*Task to carry out*.
Pictures don't belong in the copy; print all the records exactly.

^^^^

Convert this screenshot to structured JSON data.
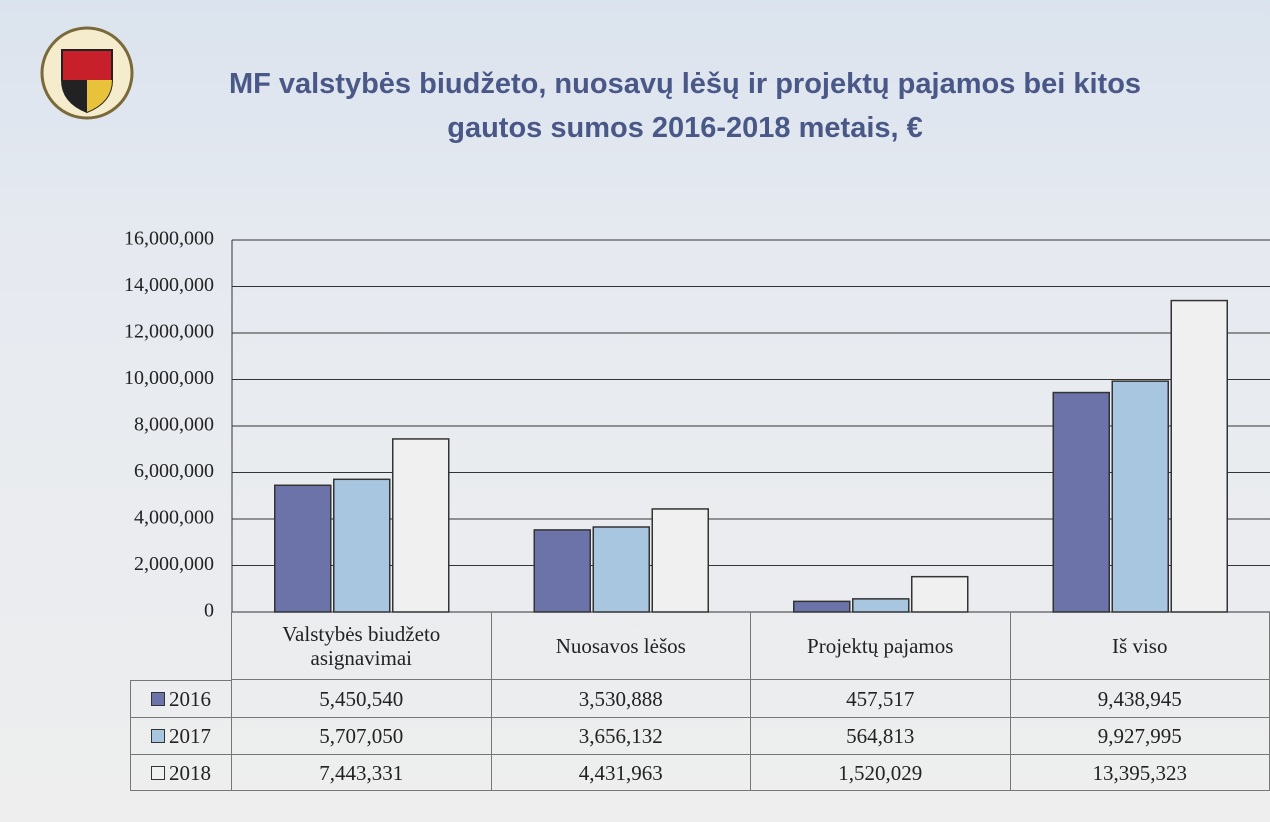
{
  "chart_data": {
    "type": "bar",
    "title": "MF valstybės biudžeto, nuosavų lėšų ir projektų pajamos bei kitos gautos sumos 2016-2018 metais,  €",
    "categories": [
      "Valstybės biudžeto asignavimai",
      "Nuosavos lėšos",
      "Projektų pajamos",
      "Iš viso"
    ],
    "series": [
      {
        "name": "2016",
        "color": "#6b73a8",
        "values": [
          5450540,
          3530888,
          457517,
          9438945
        ],
        "value_labels": [
          "5,450,540",
          "3,530,888",
          "457,517",
          "9,438,945"
        ]
      },
      {
        "name": "2017",
        "color": "#a9c6e0",
        "values": [
          5707050,
          3656132,
          564813,
          9927995
        ],
        "value_labels": [
          "5,707,050",
          "3,656,132",
          "564,813",
          "9,927,995"
        ]
      },
      {
        "name": "2018",
        "color": "#f0f0f0",
        "values": [
          7443331,
          4431963,
          1520029,
          13395323
        ],
        "value_labels": [
          "7,443,331",
          "4,431,963",
          "1,520,029",
          "13,395,323"
        ]
      }
    ],
    "ylim": [
      0,
      16000000
    ],
    "yticks": [
      0,
      {
        "value": 2000000,
        "label": "2,000,000"
      },
      {
        "value": 4000000,
        "label": "4,000,000"
      },
      {
        "value": 6000000,
        "label": "6,000,000"
      },
      {
        "value": 8000000,
        "label": "8,000,000"
      },
      {
        "value": 10000000,
        "label": "10,000,000"
      },
      {
        "value": 12000000,
        "label": "12,000,000"
      },
      {
        "value": 14000000,
        "label": "14,000,000"
      },
      {
        "value": 16000000,
        "label": "16,000,000"
      }
    ],
    "grid": true
  }
}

^^^^

*Result*.
Convert this screenshot to structured JSON data.
{
  "chart_data": {
    "type": "bar",
    "title": "MF valstybės biudžeto, nuosavų lėšų ir projektų pajamos bei kitos gautos sumos 2016-2018 metais,  €",
    "categories": [
      "Valstybės biudžeto asignavimai",
      "Nuosavos lėšos",
      "Projektų pajamos",
      "Iš viso"
    ],
    "series": [
      {
        "name": "2016",
        "color": "#6b73a8",
        "values": [
          5450540,
          3530888,
          457517,
          9438945
        ],
        "value_labels": [
          "5,450,540",
          "3,530,888",
          "457,517",
          "9,438,945"
        ]
      },
      {
        "name": "2017",
        "color": "#a9c6e0",
        "values": [
          5707050,
          3656132,
          564813,
          9927995
        ],
        "value_labels": [
          "5,707,050",
          "3,656,132",
          "564,813",
          "9,927,995"
        ]
      },
      {
        "name": "2018",
        "color": "#f0f0f0",
        "values": [
          7443331,
          4431963,
          1520029,
          13395323
        ],
        "value_labels": [
          "7,443,331",
          "4,431,963",
          "1,520,029",
          "13,395,323"
        ]
      }
    ],
    "ylim": [
      0,
      16000000
    ],
    "yticks": [
      0,
      {
        "value": 2000000,
        "label": "2,000,000"
      },
      {
        "value": 4000000,
        "label": "4,000,000"
      },
      {
        "value": 6000000,
        "label": "6,000,000"
      },
      {
        "value": 8000000,
        "label": "8,000,000"
      },
      {
        "value": 10000000,
        "label": "10,000,000"
      },
      {
        "value": 12000000,
        "label": "12,000,000"
      },
      {
        "value": 14000000,
        "label": "14,000,000"
      },
      {
        "value": 16000000,
        "label": "16,000,000"
      }
    ],
    "grid": true
  }
}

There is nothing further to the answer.